_Records supplied:_

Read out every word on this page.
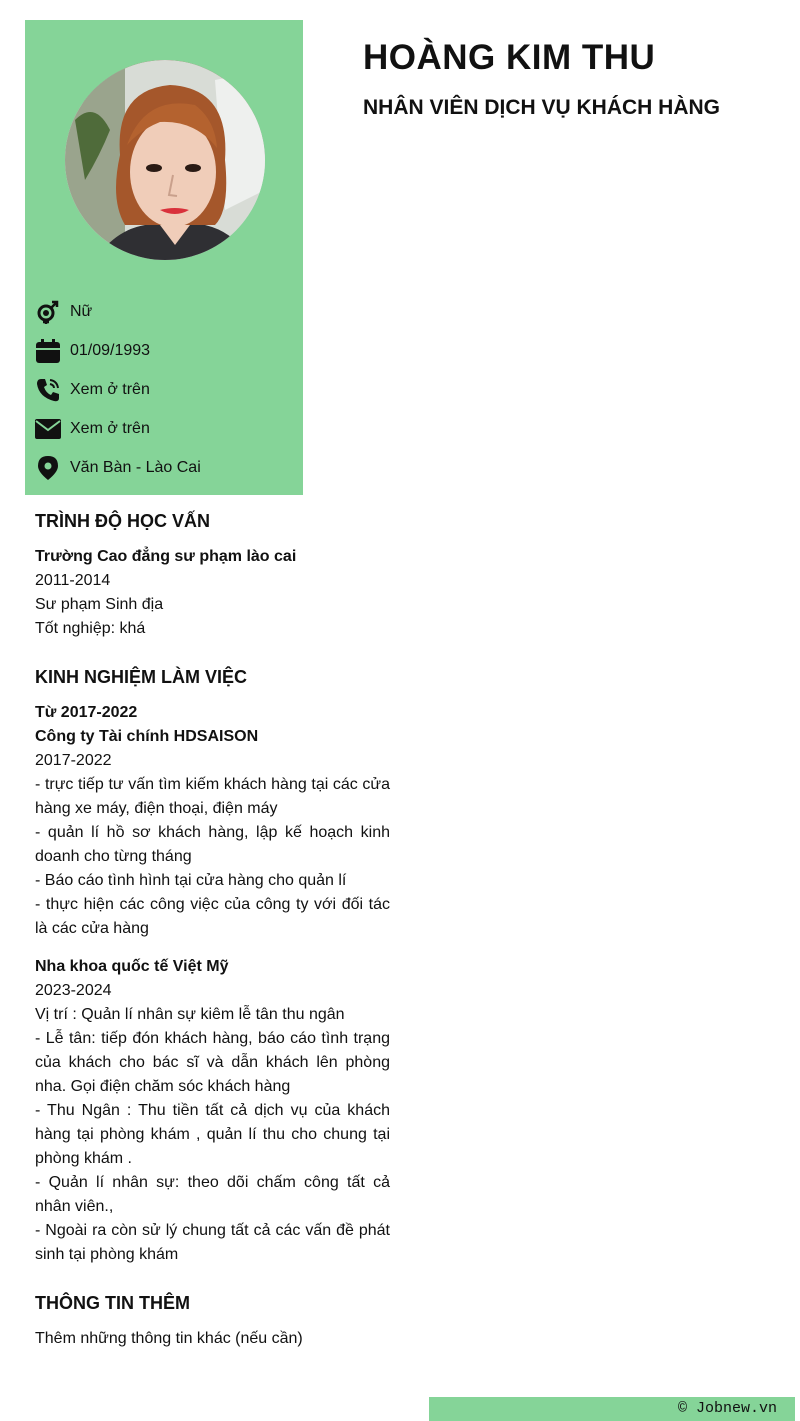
Nữ
01/09/1993
Xem ở trên
Xem ở trên
Văn Bàn - Lào Cai
HOÀNG KIM THU
NHÂN VIÊN DỊCH VỤ KHÁCH HÀNG
TRÌNH ĐỘ HỌC VẤN

Trường Cao đẳng sư phạm lào cai

2011-2014

Sư phạm Sinh địa

Tốt nghiệp: khá

KINH NGHIỆM LÀM VIỆC

Từ 2017-2022

Công ty Tài chính HDSAISON

2017-2022

- trực tiếp tư vấn tìm kiếm khách hàng tại các cửa hàng xe máy, điện thoại, điện máy

- quản lí hồ sơ khách hàng, lập kế hoạch kinh doanh cho từng tháng

- Báo cáo tình hình tại cửa hàng cho quản lí

- thực hiện các công việc của công ty với đối tác là các cửa hàng

Nha khoa quốc tế Việt Mỹ

2023-2024

Vị trí : Quản lí nhân sự kiêm lễ tân thu ngân

- Lễ tân: tiếp đón khách hàng, báo cáo tình trạng của khách cho bác sĩ và dẫn khách lên phòng nha. Gọi điện chăm sóc khách hàng

- Thu Ngân : Thu tiền tất cả dịch vụ của khách hàng tại phòng khám , quản lí thu cho chung tại phòng khám .

- Quản lí nhân sự: theo dõi chấm công tất cả nhân viên.,

- Ngoài ra còn sử lý chung tất cả các vấn đề phát sinh tại phòng khám

THÔNG TIN THÊM

Thêm những thông tin khác (nếu cần)

© Jobnew.vn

_Problem:_ Drop the pictures and reproduce the rest of the entries above exactly.

_Result for this task:_
Read out every word on this page.
Nữ
01/09/1993
Xem ở trên
Xem ở trên
Văn Bàn - Lào Cai
HOÀNG KIM THU
NHÂN VIÊN DỊCH VỤ KHÁCH HÀNG
TRÌNH ĐỘ HỌC VẤN

Trường Cao đẳng sư phạm lào cai

2011-2014

Sư phạm Sinh địa

Tốt nghiệp: khá

KINH NGHIỆM LÀM VIỆC

Từ 2017-2022

Công ty Tài chính HDSAISON

2017-2022

- trực tiếp tư vấn tìm kiếm khách hàng tại các cửa hàng xe máy, điện thoại, điện máy

- quản lí hồ sơ khách hàng, lập kế hoạch kinh doanh cho từng tháng

- Báo cáo tình hình tại cửa hàng cho quản lí

- thực hiện các công việc của công ty với đối tác là các cửa hàng

Nha khoa quốc tế Việt Mỹ

2023-2024

Vị trí : Quản lí nhân sự kiêm lễ tân thu ngân

- Lễ tân: tiếp đón khách hàng, báo cáo tình trạng của khách cho bác sĩ và dẫn khách lên phòng nha. Gọi điện chăm sóc khách hàng

- Thu Ngân : Thu tiền tất cả dịch vụ của khách hàng tại phòng khám , quản lí thu cho chung tại phòng khám .

- Quản lí nhân sự: theo dõi chấm công tất cả nhân viên.,

- Ngoài ra còn sử lý chung tất cả các vấn đề phát sinh tại phòng khám

THÔNG TIN THÊM

Thêm những thông tin khác (nếu cần)

© Jobnew.vn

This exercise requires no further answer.